━━━ Task input

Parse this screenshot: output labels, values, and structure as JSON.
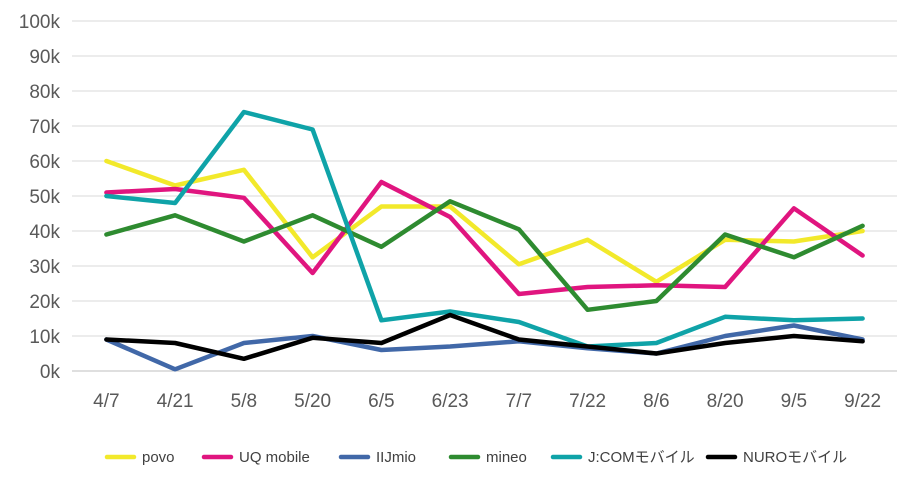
{
  "chart_data": {
    "type": "line",
    "categories": [
      "4/7",
      "4/21",
      "5/8",
      "5/20",
      "6/5",
      "6/23",
      "7/7",
      "7/22",
      "8/6",
      "8/20",
      "9/5",
      "9/22"
    ],
    "y_ticks": [
      "0k",
      "10k",
      "20k",
      "30k",
      "40k",
      "50k",
      "60k",
      "70k",
      "80k",
      "90k",
      "100k"
    ],
    "ylim": [
      0,
      100000
    ],
    "grid": true,
    "legend_position": "bottom",
    "series": [
      {
        "name": "povo",
        "color": "#F2E92B",
        "values": [
          60000,
          53000,
          57500,
          32500,
          47000,
          47000,
          30500,
          37500,
          25500,
          37500,
          37000,
          40000
        ]
      },
      {
        "name": "UQ mobile",
        "color": "#E0157F",
        "values": [
          51000,
          52000,
          49500,
          28000,
          54000,
          44000,
          22000,
          24000,
          24500,
          24000,
          46500,
          33000
        ]
      },
      {
        "name": "IIJmio",
        "color": "#4168A8",
        "values": [
          9000,
          500,
          8000,
          10000,
          6000,
          7000,
          8500,
          6500,
          5000,
          10000,
          13000,
          9000
        ]
      },
      {
        "name": "mineo",
        "color": "#2E8B30",
        "values": [
          39000,
          44500,
          37000,
          44500,
          35500,
          48500,
          40500,
          17500,
          20000,
          39000,
          32500,
          41500
        ]
      },
      {
        "name": "J:COMモバイル",
        "color": "#0FA3A8",
        "values": [
          50000,
          48000,
          74000,
          69000,
          14500,
          17000,
          14000,
          7000,
          8000,
          15500,
          14500,
          15000
        ]
      },
      {
        "name": "NUROモバイル",
        "color": "#000000",
        "values": [
          9000,
          8000,
          3500,
          9500,
          8000,
          16000,
          9000,
          7000,
          5000,
          8000,
          10000,
          8500
        ]
      }
    ]
  }
}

━━━━━━

From the records, copy every line that has the string "name" in it.

        "name": "povo",
        "name": "UQ mobile",
        "name": "IIJmio",
        "name": "mineo",
        "name": "J:COMモバイル",
        "name": "NUROモバイル",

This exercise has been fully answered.